* _Exercise task_
Some lines in the records below may hold the word "type"; give the number of those lines and nothing else.

------ Data in this exercise ------

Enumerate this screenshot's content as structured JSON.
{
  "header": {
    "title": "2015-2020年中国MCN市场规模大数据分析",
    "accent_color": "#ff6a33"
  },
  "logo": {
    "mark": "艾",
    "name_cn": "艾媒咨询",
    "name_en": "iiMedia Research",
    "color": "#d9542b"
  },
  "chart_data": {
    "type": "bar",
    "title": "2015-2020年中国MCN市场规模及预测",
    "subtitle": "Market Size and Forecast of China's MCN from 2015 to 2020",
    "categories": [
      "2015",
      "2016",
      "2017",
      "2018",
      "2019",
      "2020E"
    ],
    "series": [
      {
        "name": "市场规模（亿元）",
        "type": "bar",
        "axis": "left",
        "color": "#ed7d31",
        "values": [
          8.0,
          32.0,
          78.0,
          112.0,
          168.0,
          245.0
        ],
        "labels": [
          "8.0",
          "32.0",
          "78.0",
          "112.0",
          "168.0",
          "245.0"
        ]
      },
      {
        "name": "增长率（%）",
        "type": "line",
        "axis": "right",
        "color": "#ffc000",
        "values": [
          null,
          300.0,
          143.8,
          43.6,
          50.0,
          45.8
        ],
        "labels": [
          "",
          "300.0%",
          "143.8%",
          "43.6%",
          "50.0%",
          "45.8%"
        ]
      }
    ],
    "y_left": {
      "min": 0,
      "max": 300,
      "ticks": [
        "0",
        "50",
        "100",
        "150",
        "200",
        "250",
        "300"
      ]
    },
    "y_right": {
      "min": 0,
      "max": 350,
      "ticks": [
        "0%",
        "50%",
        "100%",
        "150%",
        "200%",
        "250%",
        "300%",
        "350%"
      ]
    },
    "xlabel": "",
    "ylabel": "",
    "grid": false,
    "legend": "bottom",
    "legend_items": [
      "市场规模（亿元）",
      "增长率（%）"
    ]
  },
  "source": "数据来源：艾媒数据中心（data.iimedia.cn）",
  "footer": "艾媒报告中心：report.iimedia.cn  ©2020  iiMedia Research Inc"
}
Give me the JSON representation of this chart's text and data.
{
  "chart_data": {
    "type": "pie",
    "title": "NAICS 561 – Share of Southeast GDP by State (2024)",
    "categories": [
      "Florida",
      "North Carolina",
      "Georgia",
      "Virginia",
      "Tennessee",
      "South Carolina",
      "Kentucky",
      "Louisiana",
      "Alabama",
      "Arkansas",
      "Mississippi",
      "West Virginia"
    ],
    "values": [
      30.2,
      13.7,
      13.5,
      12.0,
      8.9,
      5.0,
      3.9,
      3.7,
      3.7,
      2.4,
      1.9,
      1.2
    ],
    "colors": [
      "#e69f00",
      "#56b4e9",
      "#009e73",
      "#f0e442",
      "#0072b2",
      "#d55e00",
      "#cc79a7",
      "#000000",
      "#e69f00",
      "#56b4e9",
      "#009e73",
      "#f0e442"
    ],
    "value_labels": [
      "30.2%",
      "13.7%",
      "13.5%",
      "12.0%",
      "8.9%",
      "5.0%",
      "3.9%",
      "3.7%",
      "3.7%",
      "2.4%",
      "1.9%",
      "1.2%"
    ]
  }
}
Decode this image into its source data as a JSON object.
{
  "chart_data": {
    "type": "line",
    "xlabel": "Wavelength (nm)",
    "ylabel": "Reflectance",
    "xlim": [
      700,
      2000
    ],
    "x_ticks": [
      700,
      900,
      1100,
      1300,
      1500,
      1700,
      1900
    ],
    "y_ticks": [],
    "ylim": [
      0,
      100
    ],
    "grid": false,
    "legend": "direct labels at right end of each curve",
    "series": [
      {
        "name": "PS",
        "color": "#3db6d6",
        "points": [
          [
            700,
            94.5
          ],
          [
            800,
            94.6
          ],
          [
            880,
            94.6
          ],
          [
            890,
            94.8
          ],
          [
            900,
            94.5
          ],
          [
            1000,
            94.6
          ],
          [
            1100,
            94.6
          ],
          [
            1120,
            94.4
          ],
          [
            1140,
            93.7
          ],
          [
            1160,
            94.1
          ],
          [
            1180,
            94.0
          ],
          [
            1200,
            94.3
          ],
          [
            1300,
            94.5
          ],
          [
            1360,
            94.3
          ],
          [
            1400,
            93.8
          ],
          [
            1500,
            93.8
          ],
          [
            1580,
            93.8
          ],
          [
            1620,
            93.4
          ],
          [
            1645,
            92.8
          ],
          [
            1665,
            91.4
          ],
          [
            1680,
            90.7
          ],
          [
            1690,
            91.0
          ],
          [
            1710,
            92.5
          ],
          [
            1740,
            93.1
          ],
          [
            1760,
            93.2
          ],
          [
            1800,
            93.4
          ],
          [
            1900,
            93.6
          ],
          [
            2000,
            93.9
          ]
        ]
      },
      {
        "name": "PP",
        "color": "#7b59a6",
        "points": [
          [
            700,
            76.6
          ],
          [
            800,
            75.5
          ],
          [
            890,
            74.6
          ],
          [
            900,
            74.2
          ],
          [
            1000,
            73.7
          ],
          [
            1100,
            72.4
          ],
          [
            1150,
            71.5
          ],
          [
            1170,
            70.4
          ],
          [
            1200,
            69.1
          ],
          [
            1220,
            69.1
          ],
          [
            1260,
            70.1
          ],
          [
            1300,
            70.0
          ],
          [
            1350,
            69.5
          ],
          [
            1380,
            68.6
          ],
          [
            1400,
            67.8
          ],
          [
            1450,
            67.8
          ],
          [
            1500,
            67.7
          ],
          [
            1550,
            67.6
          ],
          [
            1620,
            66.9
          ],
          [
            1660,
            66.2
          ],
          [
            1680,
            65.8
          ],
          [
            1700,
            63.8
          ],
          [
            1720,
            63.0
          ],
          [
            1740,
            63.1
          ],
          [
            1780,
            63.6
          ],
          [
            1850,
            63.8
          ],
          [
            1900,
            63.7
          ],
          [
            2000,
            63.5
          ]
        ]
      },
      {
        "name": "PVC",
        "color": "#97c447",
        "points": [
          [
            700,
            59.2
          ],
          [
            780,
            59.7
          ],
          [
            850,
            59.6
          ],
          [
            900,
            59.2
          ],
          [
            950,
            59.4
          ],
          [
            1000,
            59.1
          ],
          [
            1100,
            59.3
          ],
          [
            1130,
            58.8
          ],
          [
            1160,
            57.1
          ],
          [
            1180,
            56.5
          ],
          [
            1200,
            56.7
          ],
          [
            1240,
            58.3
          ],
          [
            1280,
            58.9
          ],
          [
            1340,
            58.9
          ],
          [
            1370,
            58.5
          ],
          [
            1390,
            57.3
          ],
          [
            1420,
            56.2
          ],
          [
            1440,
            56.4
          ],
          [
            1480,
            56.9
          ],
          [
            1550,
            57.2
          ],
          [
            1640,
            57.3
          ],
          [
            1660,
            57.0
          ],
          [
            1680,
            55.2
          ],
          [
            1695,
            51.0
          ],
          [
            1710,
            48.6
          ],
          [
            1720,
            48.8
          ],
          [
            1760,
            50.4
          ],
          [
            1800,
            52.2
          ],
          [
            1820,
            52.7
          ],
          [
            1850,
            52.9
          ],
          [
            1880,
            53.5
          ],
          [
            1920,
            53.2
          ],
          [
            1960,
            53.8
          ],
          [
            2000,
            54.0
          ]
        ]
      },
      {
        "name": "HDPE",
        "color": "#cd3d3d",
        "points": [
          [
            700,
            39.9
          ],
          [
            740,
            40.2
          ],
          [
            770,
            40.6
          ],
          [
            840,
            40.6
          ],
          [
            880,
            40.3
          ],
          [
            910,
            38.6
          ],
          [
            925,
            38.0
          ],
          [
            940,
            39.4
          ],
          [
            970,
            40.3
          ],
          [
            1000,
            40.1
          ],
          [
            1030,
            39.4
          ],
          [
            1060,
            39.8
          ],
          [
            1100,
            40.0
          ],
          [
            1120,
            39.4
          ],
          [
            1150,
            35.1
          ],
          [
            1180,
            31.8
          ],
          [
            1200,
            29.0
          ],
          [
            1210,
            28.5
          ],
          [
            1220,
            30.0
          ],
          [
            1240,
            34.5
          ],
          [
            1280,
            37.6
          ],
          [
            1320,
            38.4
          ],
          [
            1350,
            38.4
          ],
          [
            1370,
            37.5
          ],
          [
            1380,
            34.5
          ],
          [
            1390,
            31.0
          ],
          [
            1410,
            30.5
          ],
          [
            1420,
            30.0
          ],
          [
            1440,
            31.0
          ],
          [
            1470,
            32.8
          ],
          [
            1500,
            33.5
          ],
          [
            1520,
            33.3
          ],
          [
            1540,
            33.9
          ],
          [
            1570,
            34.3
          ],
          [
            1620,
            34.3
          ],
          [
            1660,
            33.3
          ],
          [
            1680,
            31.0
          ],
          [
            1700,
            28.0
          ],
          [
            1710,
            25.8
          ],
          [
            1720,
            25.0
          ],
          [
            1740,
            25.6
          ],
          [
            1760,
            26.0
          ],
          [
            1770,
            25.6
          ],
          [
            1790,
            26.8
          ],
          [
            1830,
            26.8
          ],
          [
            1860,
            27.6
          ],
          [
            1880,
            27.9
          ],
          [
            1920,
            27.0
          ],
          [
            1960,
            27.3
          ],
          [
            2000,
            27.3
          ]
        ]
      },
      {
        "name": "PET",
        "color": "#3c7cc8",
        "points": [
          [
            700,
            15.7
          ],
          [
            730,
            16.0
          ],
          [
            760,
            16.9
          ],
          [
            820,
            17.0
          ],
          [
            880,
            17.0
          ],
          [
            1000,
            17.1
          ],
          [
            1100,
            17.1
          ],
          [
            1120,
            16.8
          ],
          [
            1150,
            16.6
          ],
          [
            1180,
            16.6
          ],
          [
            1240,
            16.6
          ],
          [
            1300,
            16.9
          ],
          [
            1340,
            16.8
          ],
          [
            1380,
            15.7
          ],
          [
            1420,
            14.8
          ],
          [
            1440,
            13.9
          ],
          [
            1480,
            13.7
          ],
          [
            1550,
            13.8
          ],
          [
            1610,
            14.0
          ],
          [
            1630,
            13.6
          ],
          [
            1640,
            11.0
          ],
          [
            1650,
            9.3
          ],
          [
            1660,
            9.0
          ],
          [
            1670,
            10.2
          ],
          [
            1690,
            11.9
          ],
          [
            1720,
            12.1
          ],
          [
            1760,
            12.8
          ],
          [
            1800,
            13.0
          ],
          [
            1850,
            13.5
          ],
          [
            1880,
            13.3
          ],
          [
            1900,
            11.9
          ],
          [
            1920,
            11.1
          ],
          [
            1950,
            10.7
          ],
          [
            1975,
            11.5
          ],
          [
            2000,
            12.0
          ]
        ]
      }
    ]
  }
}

------

* _Solution_
5